[Stated exercise]:
Begin with the line containing "Extract all readable text from this page." and copy each line exactly through the last line of the entries, inclusive.

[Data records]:
----

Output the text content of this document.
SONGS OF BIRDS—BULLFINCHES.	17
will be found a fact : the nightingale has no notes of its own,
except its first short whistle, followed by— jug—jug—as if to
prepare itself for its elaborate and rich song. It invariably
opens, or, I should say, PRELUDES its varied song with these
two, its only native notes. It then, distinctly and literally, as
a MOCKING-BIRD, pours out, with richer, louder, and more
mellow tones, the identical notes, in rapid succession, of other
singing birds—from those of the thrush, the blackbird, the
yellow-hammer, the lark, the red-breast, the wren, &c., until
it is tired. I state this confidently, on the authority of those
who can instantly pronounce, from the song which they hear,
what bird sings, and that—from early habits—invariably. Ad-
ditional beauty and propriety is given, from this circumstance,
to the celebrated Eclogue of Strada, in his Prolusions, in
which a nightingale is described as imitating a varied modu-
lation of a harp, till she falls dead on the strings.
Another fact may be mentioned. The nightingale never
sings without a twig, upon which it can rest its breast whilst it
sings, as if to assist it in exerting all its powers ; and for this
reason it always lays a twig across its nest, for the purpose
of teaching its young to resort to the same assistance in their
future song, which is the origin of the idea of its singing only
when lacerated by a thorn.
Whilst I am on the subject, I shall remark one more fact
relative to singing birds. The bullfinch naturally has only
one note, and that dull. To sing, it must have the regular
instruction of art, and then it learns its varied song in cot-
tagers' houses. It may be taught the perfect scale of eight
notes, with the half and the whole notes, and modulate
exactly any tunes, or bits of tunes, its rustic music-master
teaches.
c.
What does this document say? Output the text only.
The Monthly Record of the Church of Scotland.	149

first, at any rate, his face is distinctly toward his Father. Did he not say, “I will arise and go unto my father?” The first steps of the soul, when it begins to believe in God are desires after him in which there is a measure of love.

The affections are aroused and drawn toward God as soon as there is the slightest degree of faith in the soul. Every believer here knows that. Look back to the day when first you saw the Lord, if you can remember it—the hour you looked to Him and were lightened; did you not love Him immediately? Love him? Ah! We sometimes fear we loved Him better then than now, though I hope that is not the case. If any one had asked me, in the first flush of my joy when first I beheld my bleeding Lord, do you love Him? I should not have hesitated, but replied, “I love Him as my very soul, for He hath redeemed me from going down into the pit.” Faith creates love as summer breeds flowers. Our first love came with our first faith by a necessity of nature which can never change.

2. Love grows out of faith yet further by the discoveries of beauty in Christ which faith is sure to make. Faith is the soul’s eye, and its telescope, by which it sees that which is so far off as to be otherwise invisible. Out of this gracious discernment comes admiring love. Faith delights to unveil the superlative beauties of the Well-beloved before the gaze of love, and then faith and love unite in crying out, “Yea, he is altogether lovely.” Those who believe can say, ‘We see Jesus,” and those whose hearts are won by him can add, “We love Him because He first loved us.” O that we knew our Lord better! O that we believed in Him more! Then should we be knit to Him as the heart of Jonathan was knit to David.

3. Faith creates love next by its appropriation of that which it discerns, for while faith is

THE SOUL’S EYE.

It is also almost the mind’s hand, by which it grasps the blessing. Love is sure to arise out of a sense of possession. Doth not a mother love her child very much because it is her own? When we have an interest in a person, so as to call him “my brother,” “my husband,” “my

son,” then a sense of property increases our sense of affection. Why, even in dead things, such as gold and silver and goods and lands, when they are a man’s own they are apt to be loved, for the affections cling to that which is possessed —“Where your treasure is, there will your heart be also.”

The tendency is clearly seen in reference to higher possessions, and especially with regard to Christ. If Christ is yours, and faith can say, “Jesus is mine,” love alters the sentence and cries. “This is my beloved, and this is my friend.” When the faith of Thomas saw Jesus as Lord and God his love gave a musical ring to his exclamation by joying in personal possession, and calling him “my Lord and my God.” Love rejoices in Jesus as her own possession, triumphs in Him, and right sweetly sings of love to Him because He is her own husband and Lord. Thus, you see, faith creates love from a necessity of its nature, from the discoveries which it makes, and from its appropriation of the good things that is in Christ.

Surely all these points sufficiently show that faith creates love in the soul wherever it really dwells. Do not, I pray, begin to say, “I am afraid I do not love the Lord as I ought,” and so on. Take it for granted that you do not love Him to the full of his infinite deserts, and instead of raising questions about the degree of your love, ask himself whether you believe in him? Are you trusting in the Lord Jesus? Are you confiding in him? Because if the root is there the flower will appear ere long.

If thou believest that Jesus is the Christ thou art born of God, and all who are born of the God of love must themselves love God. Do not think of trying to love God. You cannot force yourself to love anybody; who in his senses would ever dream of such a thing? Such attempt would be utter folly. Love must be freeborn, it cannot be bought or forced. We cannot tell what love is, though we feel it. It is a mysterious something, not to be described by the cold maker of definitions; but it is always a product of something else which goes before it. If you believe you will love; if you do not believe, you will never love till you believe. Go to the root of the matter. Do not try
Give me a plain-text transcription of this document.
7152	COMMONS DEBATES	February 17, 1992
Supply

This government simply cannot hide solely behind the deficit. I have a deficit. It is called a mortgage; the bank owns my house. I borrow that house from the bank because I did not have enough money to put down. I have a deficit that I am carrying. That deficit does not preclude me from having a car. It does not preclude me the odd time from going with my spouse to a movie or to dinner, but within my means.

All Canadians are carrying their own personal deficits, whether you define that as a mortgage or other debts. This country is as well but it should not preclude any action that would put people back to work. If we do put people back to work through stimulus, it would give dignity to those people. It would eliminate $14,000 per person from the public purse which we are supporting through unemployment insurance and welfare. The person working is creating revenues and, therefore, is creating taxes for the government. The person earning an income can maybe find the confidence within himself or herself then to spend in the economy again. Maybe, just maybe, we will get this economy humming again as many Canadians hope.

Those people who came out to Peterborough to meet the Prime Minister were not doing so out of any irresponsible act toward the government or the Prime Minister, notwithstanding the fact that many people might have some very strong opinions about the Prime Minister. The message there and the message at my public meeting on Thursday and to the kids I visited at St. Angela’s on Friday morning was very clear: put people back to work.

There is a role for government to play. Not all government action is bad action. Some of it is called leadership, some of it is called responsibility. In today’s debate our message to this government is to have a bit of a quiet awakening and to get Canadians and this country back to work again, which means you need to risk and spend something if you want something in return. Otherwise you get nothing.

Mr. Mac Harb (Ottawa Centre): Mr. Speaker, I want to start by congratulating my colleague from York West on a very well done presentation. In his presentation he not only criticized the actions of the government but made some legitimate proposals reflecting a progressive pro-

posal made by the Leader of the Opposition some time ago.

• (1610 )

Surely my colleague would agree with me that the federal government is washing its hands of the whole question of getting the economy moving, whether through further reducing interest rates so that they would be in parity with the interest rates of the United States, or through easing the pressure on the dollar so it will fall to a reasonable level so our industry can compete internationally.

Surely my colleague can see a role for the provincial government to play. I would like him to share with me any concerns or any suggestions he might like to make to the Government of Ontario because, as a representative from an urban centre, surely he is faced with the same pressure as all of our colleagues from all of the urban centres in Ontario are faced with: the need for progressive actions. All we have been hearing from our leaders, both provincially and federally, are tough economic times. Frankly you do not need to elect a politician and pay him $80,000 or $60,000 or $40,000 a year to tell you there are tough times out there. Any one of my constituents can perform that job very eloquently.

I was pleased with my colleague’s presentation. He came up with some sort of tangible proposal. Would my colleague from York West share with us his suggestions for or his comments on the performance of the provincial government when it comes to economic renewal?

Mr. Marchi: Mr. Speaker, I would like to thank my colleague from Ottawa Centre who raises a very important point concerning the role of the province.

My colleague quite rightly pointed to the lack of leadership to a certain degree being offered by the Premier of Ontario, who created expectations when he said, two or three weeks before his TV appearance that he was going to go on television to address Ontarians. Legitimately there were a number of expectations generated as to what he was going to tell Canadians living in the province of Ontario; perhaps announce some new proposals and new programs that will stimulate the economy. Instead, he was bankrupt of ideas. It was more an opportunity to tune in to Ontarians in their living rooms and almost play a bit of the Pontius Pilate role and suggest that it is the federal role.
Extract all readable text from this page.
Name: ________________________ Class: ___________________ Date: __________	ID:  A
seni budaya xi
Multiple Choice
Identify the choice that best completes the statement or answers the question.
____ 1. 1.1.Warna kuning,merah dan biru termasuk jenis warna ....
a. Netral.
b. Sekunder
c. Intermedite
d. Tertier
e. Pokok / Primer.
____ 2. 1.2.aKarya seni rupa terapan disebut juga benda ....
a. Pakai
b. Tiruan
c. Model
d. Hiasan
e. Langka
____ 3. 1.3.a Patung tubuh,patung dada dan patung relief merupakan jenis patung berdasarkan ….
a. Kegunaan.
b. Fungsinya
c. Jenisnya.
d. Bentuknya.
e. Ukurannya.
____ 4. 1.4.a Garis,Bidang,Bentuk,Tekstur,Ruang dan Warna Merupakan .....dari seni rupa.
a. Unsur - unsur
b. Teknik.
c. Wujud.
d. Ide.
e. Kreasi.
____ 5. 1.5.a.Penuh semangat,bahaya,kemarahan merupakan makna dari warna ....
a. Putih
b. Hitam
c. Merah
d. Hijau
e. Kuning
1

----

[The completed task]:
Extract all readable text from this page.
Name: ________________________ Class: ___________________ Date: __________	ID:  A
seni budaya xi
Multiple Choice
Identify the choice that best completes the statement or answers the question.
____ 1. 1.1.Warna kuning,merah dan biru termasuk jenis warna ....
a. Netral.
b. Sekunder
c. Intermedite
d. Tertier
e. Pokok / Primer.
____ 2. 1.2.aKarya seni rupa terapan disebut juga benda ....
a. Pakai
b. Tiruan
c. Model
d. Hiasan
e. Langka
____ 3. 1.3.a Patung tubuh,patung dada dan patung relief merupakan jenis patung berdasarkan ….
a. Kegunaan.
b. Fungsinya
c. Jenisnya.
d. Bentuknya.
e. Ukurannya.
____ 4. 1.4.a Garis,Bidang,Bentuk,Tekstur,Ruang dan Warna Merupakan .....dari seni rupa.
a. Unsur - unsur
b. Teknik.
c. Wujud.
d. Ide.
e. Kreasi.
____ 5. 1.5.a.Penuh semangat,bahaya,kemarahan merupakan makna dari warna ....
a. Putih
b. Hitam
c. Merah
d. Hijau
e. Kuning
1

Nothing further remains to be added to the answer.